▸ **Work instructions**: Copy each line of the records that contains the word "aging".

━━━ Task data

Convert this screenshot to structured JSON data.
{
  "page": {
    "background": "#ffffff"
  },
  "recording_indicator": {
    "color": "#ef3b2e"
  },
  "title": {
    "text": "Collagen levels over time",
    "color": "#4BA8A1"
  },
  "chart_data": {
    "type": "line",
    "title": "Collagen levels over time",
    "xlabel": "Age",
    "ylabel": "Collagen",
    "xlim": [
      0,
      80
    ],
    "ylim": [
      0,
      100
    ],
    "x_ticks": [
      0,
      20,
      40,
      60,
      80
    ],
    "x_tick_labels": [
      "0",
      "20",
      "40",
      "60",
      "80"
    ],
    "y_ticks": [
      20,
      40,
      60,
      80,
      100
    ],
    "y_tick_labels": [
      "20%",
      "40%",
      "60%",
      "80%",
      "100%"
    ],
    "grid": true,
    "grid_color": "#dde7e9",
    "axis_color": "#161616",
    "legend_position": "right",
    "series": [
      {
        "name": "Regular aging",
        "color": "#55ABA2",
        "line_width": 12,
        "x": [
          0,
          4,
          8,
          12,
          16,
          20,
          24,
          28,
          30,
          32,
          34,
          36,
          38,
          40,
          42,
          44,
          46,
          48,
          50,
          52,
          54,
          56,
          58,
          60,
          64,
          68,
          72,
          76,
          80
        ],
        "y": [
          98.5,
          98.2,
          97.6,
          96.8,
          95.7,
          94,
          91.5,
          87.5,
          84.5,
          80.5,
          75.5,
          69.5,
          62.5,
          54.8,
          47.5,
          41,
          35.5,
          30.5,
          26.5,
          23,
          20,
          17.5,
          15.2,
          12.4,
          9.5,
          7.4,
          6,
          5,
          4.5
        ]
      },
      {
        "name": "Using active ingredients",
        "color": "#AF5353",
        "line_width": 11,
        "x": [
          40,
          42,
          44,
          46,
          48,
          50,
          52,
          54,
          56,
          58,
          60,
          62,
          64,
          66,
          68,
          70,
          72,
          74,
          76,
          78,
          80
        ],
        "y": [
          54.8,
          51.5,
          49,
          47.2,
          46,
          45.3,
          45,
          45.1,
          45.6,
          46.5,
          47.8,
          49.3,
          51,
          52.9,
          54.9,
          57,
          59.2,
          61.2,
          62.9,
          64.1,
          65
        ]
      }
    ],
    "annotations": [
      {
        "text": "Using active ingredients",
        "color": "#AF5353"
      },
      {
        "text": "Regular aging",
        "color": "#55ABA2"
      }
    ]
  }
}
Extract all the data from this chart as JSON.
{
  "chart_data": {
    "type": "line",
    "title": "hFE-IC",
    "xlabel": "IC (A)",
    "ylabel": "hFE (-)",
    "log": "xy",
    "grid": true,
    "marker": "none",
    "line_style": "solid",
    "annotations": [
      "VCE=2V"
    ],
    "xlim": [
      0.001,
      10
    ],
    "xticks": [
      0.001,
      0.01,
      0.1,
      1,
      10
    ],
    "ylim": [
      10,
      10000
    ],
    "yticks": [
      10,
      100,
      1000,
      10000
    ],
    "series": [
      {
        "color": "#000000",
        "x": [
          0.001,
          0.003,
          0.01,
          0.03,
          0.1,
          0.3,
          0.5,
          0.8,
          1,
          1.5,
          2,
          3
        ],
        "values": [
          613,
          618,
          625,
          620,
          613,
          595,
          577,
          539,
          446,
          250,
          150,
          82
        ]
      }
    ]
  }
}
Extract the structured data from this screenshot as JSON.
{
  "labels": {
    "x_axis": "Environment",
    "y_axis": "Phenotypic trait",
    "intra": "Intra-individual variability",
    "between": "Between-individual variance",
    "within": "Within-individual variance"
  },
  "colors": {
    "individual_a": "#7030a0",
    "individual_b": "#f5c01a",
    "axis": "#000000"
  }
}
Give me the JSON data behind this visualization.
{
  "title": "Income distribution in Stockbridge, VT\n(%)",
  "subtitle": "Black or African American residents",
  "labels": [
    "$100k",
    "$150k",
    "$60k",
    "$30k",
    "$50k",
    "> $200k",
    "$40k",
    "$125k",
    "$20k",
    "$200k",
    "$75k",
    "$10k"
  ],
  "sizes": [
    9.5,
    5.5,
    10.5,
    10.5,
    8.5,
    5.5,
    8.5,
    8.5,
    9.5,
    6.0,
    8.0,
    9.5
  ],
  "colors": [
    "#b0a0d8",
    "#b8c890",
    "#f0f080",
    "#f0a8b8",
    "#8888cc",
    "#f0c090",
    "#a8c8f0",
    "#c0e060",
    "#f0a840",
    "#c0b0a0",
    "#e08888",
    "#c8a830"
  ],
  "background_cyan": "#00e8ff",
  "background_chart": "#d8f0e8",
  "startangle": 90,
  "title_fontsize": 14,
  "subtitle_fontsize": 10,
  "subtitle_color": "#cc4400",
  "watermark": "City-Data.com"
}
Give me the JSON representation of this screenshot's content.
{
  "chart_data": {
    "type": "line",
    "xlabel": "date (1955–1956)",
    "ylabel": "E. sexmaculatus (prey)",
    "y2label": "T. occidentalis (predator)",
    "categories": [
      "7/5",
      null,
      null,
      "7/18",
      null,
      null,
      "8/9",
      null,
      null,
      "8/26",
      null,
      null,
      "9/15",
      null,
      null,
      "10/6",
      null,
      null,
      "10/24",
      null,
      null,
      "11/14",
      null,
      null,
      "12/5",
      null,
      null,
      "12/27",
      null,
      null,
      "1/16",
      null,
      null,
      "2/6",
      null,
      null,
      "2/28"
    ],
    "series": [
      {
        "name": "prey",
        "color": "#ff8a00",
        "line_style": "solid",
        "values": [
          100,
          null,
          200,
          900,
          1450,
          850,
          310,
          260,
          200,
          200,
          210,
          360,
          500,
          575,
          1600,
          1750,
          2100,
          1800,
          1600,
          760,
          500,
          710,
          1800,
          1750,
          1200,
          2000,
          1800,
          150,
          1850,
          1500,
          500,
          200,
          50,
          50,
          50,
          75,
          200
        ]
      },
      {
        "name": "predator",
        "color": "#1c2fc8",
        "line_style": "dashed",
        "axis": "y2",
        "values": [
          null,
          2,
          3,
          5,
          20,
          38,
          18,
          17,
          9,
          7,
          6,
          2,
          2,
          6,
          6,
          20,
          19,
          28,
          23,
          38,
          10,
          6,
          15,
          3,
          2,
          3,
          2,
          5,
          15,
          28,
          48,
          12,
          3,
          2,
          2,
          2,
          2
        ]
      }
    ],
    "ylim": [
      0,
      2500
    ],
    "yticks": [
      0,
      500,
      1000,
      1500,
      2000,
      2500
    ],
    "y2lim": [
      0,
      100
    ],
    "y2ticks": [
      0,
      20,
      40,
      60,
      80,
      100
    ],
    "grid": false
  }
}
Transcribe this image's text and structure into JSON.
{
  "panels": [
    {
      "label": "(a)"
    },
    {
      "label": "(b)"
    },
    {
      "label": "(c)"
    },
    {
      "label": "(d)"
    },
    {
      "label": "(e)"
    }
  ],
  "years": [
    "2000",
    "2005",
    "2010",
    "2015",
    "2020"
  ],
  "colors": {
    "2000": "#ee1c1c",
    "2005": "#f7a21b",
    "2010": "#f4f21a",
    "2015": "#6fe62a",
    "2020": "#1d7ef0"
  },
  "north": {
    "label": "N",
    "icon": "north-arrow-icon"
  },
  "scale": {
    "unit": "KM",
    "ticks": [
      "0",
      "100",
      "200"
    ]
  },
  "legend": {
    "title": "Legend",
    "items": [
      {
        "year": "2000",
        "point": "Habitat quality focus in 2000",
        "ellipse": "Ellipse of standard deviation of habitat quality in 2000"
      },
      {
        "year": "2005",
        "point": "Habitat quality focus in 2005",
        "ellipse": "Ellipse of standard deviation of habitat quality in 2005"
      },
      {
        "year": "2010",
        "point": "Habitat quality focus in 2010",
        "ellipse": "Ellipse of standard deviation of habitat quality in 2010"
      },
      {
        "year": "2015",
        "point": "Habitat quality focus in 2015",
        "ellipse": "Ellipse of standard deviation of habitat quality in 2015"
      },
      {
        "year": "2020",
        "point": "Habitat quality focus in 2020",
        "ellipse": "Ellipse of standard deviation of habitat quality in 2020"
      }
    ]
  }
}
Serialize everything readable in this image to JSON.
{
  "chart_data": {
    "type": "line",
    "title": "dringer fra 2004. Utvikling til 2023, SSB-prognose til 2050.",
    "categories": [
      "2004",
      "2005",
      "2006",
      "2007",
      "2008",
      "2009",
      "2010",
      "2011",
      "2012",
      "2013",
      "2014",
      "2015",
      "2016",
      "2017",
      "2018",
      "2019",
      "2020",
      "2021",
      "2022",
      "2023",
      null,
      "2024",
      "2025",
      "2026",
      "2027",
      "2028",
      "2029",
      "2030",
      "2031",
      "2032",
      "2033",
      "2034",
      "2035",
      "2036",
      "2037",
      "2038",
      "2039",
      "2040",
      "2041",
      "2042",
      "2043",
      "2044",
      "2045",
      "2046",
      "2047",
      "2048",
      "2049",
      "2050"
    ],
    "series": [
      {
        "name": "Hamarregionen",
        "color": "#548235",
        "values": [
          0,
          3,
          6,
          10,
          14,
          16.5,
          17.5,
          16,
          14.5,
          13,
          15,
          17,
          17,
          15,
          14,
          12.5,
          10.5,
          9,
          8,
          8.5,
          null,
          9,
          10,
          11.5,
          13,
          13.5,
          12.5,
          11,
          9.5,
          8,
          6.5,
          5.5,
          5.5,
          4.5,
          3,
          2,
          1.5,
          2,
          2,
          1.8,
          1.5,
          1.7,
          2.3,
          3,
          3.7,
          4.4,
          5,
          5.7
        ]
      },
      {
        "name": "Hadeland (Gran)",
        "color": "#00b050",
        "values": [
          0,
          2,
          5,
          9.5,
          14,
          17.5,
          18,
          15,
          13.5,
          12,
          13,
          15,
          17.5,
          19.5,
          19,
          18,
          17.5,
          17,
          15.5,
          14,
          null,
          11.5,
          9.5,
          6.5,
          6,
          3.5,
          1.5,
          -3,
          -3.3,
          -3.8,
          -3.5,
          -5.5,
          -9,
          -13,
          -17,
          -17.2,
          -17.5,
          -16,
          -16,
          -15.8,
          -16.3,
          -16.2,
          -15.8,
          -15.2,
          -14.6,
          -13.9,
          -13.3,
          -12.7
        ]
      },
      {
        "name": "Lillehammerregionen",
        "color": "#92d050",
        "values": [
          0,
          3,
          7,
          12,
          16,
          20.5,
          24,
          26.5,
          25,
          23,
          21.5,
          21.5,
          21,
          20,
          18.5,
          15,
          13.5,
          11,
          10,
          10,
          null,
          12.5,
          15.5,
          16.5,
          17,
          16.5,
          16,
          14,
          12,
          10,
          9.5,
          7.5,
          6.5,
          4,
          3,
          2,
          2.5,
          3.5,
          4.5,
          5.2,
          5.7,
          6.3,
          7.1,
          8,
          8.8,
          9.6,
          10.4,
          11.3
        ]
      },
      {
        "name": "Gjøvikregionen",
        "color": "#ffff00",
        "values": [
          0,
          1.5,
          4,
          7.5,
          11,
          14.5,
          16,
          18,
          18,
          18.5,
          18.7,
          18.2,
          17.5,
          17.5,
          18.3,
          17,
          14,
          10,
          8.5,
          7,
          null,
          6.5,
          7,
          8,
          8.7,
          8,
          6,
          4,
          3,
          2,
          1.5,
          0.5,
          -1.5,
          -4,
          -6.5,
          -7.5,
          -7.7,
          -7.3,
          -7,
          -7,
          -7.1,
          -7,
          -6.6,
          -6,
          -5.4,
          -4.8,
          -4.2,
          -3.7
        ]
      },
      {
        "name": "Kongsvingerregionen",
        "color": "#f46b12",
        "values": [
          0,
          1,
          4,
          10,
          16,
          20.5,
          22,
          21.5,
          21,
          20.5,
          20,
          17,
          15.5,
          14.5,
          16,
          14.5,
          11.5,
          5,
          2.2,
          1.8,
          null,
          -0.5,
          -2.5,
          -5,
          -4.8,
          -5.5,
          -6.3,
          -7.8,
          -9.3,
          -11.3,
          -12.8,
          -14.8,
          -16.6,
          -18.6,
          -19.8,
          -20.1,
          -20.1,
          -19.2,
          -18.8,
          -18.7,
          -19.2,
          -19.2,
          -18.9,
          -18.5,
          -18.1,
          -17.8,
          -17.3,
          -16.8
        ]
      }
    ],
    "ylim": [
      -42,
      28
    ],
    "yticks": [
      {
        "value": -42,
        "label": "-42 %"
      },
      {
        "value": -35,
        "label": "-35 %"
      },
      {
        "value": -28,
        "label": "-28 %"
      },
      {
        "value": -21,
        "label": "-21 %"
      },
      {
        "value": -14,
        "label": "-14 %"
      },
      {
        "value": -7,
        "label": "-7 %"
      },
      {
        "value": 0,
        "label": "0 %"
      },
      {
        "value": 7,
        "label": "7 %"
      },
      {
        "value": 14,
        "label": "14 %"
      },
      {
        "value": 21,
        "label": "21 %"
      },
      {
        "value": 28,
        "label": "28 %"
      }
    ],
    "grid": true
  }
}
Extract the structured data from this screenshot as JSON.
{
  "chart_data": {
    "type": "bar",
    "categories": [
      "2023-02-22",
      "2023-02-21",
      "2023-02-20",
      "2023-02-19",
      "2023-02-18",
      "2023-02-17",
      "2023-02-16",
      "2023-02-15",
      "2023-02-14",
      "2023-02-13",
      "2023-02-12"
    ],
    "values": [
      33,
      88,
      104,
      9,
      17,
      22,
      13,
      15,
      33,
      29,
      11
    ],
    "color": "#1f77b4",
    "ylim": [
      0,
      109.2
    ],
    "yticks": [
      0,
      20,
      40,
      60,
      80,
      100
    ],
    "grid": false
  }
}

━━━━━━

▸ **Correct response**:
        "name": "Regular aging",
        "text": "Regular aging",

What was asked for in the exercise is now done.